» **DIRECTIONS FOR THIS TASK**: Pick out the lines containing "место".

Saved data entries
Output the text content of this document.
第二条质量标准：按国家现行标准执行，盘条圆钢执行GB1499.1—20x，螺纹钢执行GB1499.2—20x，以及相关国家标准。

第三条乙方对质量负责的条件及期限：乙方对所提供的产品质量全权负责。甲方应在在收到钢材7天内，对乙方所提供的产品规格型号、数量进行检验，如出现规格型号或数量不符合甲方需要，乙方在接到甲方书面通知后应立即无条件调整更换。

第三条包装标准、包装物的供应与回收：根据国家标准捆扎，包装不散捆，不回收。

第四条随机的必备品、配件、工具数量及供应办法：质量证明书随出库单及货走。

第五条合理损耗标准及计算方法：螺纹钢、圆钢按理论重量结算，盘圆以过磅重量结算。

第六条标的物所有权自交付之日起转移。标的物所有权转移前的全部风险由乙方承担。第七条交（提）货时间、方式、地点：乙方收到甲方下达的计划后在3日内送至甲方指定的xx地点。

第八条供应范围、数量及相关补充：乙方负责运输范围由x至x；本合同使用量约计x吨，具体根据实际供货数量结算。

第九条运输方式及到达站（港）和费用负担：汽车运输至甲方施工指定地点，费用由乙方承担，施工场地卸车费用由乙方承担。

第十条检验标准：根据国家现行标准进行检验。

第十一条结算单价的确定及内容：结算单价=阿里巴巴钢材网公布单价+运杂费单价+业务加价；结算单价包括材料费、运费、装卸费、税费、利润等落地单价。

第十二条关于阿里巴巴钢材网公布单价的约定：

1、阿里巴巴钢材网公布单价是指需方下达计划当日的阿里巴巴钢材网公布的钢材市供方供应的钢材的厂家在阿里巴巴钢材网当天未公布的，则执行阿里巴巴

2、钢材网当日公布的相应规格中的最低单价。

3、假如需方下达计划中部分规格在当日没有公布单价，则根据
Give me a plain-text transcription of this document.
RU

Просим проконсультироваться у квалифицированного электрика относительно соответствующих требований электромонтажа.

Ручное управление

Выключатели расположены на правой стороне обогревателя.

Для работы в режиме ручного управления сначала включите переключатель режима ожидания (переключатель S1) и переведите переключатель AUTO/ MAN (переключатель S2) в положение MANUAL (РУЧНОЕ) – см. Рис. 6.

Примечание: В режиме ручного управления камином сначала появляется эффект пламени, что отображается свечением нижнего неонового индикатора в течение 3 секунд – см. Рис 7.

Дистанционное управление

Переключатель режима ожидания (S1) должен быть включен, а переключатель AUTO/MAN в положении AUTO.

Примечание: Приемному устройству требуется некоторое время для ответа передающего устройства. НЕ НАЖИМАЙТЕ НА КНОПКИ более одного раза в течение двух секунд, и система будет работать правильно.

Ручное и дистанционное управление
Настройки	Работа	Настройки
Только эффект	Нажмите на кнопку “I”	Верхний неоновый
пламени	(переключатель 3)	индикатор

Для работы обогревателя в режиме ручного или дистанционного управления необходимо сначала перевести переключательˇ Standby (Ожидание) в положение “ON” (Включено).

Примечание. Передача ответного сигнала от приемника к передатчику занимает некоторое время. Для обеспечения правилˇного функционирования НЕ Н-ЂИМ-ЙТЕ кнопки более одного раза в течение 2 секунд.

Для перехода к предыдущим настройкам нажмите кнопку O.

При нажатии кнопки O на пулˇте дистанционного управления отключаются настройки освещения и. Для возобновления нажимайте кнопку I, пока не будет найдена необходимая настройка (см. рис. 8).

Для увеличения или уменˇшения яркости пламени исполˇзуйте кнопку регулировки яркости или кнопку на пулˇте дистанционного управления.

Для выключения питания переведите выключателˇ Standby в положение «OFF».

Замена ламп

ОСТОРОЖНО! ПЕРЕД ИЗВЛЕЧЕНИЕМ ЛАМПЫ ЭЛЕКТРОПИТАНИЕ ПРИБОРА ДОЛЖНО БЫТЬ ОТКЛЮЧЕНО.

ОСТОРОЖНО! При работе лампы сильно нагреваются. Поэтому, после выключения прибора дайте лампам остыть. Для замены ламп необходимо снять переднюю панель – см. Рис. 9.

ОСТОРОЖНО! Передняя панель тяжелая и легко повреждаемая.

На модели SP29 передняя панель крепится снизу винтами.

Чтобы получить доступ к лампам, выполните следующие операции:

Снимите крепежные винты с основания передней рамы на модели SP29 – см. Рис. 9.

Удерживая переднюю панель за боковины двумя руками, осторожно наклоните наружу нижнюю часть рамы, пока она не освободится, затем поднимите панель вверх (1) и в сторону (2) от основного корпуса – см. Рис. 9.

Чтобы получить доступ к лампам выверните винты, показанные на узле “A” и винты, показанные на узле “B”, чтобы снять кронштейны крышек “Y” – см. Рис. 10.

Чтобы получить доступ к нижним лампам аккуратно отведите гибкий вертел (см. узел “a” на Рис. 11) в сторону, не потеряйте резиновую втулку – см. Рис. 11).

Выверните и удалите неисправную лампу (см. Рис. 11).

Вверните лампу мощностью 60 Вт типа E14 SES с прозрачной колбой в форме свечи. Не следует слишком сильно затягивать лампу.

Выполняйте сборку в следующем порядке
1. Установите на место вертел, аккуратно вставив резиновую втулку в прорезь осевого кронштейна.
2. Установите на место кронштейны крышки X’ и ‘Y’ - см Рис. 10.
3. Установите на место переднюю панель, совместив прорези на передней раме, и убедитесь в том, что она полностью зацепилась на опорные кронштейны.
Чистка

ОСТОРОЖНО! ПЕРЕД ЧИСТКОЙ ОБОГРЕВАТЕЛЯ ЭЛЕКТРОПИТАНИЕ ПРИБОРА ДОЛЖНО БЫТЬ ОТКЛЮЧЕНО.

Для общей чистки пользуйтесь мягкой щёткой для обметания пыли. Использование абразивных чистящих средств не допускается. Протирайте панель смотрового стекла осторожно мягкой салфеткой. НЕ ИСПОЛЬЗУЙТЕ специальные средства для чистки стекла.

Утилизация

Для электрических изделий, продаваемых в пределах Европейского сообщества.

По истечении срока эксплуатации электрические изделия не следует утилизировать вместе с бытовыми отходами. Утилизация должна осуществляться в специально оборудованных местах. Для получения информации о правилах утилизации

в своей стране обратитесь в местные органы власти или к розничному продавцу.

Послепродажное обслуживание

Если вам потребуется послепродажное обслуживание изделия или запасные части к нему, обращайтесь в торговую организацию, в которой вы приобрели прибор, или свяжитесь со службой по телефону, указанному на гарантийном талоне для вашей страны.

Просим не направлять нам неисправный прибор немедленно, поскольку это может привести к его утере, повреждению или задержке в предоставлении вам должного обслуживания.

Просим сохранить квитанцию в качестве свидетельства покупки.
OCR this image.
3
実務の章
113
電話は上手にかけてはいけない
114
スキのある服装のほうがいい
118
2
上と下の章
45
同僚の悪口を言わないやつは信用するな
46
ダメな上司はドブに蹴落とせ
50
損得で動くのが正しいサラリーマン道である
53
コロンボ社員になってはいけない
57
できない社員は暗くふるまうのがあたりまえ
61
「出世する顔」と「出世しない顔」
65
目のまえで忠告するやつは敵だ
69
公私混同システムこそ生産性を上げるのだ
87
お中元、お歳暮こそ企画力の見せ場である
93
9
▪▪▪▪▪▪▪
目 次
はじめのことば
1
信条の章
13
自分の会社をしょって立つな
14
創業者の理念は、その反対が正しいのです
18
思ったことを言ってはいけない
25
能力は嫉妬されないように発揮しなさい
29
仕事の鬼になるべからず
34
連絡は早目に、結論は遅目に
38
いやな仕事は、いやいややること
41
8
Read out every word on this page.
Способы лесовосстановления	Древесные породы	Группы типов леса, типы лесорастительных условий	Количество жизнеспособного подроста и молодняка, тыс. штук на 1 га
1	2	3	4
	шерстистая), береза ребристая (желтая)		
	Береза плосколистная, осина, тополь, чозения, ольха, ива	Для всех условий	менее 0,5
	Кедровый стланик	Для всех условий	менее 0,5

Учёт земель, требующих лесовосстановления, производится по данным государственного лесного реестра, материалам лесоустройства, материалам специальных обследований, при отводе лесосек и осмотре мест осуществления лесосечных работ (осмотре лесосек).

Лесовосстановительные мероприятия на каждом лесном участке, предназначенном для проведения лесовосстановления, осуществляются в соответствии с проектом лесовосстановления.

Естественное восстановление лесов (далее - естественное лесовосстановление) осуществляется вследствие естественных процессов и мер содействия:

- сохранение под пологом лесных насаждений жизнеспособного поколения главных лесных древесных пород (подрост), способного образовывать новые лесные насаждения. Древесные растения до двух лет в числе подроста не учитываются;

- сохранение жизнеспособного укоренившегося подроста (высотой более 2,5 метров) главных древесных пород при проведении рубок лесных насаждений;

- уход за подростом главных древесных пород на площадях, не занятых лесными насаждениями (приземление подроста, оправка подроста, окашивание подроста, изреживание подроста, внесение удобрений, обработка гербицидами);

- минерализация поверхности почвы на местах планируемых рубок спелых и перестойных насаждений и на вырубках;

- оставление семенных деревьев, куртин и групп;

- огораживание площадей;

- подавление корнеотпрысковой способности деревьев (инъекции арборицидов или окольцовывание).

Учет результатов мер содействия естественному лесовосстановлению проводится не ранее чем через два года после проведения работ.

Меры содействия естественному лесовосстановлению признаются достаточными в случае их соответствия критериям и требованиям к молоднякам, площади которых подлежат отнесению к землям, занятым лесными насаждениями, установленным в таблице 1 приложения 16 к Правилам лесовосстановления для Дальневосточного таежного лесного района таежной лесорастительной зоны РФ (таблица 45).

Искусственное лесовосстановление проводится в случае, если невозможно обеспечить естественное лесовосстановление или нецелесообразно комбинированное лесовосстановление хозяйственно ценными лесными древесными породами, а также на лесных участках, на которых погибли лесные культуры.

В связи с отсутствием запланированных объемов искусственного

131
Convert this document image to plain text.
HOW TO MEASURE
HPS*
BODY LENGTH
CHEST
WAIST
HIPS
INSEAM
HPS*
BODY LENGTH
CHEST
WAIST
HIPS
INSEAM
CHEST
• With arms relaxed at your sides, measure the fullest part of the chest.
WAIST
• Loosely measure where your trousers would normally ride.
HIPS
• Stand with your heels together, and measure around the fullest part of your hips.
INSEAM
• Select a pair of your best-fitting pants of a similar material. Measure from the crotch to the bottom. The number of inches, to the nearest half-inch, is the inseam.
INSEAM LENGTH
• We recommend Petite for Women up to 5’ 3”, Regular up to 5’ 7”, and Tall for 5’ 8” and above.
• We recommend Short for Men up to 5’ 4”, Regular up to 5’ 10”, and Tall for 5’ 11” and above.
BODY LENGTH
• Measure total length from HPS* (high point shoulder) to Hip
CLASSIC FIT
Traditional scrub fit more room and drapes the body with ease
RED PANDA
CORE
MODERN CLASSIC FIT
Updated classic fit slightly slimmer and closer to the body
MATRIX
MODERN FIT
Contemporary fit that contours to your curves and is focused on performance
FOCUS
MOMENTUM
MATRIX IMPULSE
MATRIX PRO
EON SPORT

» **COMPLETED TASK**:
1. Установите на место вертел, аккуратно вставив резиновую втулку в прорезь осевого кронштейна.
2. Установите на место кронштейны крышки X’ и ‘Y’ - см Рис. 10.
3. Установите на место переднюю панель, совместив прорези на передней раме, и убедитесь в том, что она полностью зацепилась на опорные кронштейны.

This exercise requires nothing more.